» AIM OF THE TASK: Go through each line of the records below and count those with the word "history"; give only the total.

Data entries
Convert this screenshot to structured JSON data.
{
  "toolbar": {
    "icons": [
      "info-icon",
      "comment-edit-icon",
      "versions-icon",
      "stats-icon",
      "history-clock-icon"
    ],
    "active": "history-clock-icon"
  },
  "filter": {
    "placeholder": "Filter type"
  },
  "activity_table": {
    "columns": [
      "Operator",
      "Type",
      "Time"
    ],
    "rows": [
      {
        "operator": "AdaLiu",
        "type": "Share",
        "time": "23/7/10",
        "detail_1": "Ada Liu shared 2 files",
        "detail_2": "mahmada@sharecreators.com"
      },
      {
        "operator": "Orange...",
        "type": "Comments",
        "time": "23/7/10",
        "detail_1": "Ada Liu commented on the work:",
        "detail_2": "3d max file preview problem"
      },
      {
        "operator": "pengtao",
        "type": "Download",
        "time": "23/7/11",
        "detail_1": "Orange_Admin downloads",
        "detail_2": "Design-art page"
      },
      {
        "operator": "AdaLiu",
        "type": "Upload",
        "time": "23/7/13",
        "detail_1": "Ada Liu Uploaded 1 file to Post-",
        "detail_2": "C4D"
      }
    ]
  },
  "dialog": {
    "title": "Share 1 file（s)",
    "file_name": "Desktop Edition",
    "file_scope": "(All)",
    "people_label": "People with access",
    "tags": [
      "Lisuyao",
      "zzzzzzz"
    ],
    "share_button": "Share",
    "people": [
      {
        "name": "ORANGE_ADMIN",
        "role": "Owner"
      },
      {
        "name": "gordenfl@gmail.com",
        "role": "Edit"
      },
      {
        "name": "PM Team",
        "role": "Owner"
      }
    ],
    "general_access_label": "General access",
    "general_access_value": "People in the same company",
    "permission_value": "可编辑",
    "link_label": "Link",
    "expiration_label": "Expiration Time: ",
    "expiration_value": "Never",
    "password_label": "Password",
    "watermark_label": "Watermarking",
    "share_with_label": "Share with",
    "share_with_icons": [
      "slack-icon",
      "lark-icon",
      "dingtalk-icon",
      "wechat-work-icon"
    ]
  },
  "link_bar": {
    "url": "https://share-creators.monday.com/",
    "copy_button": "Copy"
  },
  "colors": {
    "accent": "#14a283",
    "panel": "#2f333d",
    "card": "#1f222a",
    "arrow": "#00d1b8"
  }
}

» EXERCISE ANSWER: 2